Although Caller ID has been around since 1968, according to Wikipedia, it became more readily available in the late 1980s and shows up for the first time in the 87th Precinct in the novel MISCHIEF.
45
Mischief
1993
The fifth appearance of the Deaf Man, who once again targets Carella with his nuisance calls, notes and photocopies from a bad sci fi novel.  All kinds of criminal mischief are going on in the 87th Precinct, including the apparent serial killing of graffiti writers, and someone dumping elderly people with Alzheimer's.  Cotton Hawes sacrifices the enamel on his teeth to go undercover in a men's shelter, where blankets have gone missing which have turned up on the abandoned elderly.  Georgia Mowbry, of the hostage squad, is shot in the eye and killed, sending Eileen Burke back to the police shrink.
46
Romance
1995
Art imitates life when an actress in a soon to open minor play about an actress being stabbed is stabbed outside the theatre.  This turns out to be a publicity stunt, but later the actress is murdered in her apartment, also with a knife.  The action takes place one week after the race riot precipitated by the Deaf Man in the previous novel.  Kling begins to date Sharyn Cooke, a police medical surgeon, who not only outranks him but also is black.  Teddy gets a summons for a car accident caused by a black woman infuriated because Teddy doesn't speak.  Evan Hunter intrudes again when the omniscient narrator of the novel reveals that the actor playing the detective in the play was also in the films FUZZ, WITHOUT APPARENT MOTIVE, BLOOD RELATIVES and HIGH AND LOW, all adaptations of 87th Precinct novels.  This is the ninth of the 87th Precinct titles to have multiple meanings; there is the budding romance of Kling and the police surgeon, the title of the play is ROMANCE and also of the play within the play.


early 1980s
NOCTURNE marks the first appearance of automated phone systems in the 87th Precinct novels.  A character tries to report noise pollution and becomes so frustrated by the bureaucratic run-around and waits involved that he solves it himself by shooting a cab driver.  Wiki says this system became common in the US in the early 1980s.
47
Nocturne
1997
An elderly Russian former concert pianist is shot to death; the gun was apparently stolen from the glove compartment of a Caddy owned by a body guard, possibly from a garage where it was left for 2 days to have the engine replaced.  While at the garage, apparently chickens were inside the car, causing the garage personnel (and later the forensic technician and the owner of a fighting cock) to mention THE BIRDS, allowing another wink from Evan Hunter.  Three drunk preppies head to Diamondback, hook up with a black dope dealer and wind up killing a white prostitute, the dope seller and the hooker's pimp.
☆ ☆ ☆ ☆ ☆ ☆ ☆
[WORK TASK A] Return the passage on the 87th Precinct novels word for word, from "Although Caller ID" to "the police shrink.".
[WORK TASK B] Extend the passage on the 87th Precinct novels past its last sentence.
☆ ☆ ☆ ☆ ☆ ☆ ☆
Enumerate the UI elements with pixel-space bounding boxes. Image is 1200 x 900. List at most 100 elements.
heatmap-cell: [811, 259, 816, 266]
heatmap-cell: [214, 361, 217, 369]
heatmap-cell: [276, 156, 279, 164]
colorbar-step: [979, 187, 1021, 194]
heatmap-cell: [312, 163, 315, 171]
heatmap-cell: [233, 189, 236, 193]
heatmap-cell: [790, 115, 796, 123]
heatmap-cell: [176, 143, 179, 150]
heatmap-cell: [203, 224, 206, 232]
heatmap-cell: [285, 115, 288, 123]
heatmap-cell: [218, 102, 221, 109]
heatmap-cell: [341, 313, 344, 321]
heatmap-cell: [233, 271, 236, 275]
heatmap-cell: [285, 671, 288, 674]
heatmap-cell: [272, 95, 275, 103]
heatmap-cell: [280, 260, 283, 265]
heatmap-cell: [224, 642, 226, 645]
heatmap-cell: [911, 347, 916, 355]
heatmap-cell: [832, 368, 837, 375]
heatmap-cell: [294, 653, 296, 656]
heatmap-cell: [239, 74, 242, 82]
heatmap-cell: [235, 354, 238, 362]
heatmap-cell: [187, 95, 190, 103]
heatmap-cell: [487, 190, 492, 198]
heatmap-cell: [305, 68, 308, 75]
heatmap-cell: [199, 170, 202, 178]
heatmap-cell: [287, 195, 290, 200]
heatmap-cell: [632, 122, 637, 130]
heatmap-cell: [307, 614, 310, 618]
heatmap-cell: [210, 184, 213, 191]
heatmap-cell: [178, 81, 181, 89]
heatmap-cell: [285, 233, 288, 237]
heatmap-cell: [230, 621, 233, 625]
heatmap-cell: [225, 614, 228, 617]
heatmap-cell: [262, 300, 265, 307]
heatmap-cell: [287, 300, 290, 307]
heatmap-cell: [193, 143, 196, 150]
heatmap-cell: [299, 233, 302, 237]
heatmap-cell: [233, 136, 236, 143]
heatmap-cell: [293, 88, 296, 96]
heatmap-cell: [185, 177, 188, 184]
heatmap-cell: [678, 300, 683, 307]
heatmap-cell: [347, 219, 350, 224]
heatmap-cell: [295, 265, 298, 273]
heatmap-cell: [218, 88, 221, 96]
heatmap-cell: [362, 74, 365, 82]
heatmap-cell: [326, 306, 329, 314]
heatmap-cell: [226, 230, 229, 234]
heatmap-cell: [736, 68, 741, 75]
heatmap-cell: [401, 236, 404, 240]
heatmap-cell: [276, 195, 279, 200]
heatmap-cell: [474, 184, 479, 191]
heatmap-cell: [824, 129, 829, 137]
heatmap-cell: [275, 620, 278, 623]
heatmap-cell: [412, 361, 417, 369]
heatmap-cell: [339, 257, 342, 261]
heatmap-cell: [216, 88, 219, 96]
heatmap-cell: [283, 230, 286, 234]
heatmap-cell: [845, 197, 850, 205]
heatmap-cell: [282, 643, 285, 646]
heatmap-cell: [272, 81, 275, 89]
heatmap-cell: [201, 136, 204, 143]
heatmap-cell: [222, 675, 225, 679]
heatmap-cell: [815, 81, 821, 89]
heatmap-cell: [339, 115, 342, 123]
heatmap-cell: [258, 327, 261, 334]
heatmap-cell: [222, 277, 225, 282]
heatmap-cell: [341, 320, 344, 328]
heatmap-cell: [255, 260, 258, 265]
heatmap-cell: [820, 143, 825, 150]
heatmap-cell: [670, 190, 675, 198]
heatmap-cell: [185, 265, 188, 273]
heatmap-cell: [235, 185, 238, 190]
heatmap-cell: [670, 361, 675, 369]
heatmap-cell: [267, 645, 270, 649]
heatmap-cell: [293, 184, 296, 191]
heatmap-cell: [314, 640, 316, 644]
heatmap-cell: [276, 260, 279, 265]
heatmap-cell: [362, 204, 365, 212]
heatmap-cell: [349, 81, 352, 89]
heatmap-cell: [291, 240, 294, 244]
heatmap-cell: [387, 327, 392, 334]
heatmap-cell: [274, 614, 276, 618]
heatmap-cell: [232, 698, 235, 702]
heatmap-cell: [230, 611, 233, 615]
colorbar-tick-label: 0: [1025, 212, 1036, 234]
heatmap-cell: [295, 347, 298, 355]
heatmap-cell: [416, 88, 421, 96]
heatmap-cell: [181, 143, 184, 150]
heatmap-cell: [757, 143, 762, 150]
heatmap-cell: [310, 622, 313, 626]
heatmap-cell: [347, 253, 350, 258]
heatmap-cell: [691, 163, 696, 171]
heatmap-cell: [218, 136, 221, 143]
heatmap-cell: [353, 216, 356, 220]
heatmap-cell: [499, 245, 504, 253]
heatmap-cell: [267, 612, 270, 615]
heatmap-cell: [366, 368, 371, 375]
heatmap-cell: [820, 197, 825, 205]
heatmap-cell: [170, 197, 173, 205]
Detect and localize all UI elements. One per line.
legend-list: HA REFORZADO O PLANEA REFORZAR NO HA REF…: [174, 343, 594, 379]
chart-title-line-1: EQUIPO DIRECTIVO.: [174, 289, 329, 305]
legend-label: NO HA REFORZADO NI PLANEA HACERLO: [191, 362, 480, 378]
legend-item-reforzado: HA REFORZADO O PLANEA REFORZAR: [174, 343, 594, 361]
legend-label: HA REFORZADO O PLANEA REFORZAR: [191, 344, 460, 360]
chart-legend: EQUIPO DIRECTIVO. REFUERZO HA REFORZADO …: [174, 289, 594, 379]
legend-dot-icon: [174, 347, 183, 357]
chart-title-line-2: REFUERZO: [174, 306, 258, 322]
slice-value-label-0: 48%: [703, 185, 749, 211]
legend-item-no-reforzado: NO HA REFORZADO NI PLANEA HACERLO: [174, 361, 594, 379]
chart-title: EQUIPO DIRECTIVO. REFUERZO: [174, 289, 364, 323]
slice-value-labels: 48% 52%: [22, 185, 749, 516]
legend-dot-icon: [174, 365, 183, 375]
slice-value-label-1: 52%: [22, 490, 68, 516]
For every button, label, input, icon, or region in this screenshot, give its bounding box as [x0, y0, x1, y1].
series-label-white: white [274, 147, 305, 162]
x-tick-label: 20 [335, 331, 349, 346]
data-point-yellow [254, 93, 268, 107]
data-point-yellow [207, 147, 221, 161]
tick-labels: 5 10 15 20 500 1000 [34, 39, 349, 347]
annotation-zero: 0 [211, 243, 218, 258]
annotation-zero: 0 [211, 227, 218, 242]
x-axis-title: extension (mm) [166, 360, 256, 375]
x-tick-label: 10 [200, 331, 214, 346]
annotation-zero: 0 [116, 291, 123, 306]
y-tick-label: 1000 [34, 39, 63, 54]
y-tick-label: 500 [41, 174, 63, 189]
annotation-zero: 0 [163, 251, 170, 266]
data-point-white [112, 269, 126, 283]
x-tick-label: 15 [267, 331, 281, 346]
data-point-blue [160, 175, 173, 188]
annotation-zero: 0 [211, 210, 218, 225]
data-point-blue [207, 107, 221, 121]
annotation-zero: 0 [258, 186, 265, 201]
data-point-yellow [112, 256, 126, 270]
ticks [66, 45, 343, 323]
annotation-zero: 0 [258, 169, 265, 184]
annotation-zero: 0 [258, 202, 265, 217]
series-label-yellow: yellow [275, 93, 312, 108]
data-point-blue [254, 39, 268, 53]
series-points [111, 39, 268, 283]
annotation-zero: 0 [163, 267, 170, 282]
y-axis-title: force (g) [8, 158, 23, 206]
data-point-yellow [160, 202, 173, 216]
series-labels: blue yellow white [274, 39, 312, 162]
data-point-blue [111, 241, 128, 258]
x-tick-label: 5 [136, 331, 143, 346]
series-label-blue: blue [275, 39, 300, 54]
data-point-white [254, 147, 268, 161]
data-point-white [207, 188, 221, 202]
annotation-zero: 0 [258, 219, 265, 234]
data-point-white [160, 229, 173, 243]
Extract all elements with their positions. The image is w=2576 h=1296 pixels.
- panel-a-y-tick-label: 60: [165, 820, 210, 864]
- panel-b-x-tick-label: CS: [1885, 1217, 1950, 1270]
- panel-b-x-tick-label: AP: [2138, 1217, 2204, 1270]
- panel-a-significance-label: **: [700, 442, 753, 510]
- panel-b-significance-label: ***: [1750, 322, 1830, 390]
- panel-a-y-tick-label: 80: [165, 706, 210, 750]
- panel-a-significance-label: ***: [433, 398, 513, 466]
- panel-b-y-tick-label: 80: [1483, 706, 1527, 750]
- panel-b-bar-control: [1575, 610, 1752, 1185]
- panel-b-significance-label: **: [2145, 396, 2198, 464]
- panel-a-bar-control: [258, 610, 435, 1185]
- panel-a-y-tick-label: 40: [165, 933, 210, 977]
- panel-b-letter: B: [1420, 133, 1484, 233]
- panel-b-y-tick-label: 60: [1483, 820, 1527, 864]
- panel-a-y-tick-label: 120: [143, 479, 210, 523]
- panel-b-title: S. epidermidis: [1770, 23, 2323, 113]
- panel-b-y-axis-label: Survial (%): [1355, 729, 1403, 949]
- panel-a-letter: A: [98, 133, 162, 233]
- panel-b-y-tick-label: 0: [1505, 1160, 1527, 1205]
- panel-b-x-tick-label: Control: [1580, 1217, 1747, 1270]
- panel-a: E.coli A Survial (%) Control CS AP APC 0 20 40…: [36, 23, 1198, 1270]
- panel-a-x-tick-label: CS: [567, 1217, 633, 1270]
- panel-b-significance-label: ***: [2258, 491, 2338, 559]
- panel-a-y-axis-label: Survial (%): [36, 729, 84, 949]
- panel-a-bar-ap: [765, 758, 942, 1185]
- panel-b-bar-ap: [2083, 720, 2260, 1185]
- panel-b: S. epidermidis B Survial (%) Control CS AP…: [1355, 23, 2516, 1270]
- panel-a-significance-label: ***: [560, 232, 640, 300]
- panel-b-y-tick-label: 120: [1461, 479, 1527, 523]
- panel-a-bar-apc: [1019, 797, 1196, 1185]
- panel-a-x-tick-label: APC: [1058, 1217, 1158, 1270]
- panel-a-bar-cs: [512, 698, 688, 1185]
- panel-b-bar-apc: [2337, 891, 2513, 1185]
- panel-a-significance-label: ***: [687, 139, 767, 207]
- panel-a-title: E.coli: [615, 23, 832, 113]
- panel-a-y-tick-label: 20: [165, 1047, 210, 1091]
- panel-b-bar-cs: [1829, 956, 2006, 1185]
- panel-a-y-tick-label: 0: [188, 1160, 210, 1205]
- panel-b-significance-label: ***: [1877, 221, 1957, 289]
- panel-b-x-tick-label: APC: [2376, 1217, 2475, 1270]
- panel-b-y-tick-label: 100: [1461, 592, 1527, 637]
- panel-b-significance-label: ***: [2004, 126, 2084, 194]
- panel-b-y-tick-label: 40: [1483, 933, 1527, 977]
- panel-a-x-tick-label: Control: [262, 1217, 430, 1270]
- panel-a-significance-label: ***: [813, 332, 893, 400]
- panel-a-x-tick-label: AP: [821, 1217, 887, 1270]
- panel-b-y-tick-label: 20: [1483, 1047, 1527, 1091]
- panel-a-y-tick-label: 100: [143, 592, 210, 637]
☆ ☆ ☆ ☆ ☆ ☆ ☆
[ANSWER A]
Although Caller ID has been around since 1968, according to Wikipedia, it became more readily available in the late 1980s and shows up for the first time in the 87th Precinct in the novel MISCHIEF.
45
Mischief
1993
The fifth appearance of the Deaf Man, who once again targets Carella with his nuisance calls, notes and photocopies from a bad sci fi novel.  All kinds of criminal mischief are going on in the 87th Precinct, including the apparent serial killing of graffiti writers, and someone dumping elderly people with Alzheimer's.  Cotton Hawes sacrifices the enamel on his teeth to go undercover in a men's shelter, where blankets have gone missing which have turned up on the abandoned elderly.  Georgia Mowbry, of the hostage squad, is shot in the eye and killed, sending Eileen Burke back to the police shrink.

[ANSWER B]
48
The Big Bad City
1999
Brown and Carella investigate the strangling death of a young nurse who was also a nun, while Kling and Meyer try to find a burglar who leaves chocolate chip cookies in the apartments of his victims.  Meantime, the man who killed Carella's father decides he better kill Carella as well, in case Carella decides to wreak vengeance after the jury decided he was not guilty.  Teddy's misdemeanor charge (from ROMANCE) is dismissed.  Matthew Hope, from McBain's other series of novels set in Florida, shows up briefly when Carella calls to check on a death by alligator 4 years previously.  Carella's sister is now dating the prosecuting attorney who failed to get a conviction for the murderer of Carella's father.
49
The Last Dance
1999
Carella and Meyer investigate the hanging death of a man who has been drugged with Rohypnol, a drug apparently new to Carella but known to Meyer.  The dead man's daughter's alibi for the time of the murder was seeing the film HIGH AND LOW (wink, wink, a Japanese adaptation of an 87th Precinct novel).  Danny the Gimp is shot to death before Carella's eyes before he can reveal the name of the murderer.  Acting on a tip, the detectives break in on the apartment of one of Danny's killers, and Willis gets shot in the leg.  Ultimately three murders can be traced to the rights for the revival of an obscure 1920s play.  Fat Ollie questions a piano teacher and asks her to teach him 5 songs.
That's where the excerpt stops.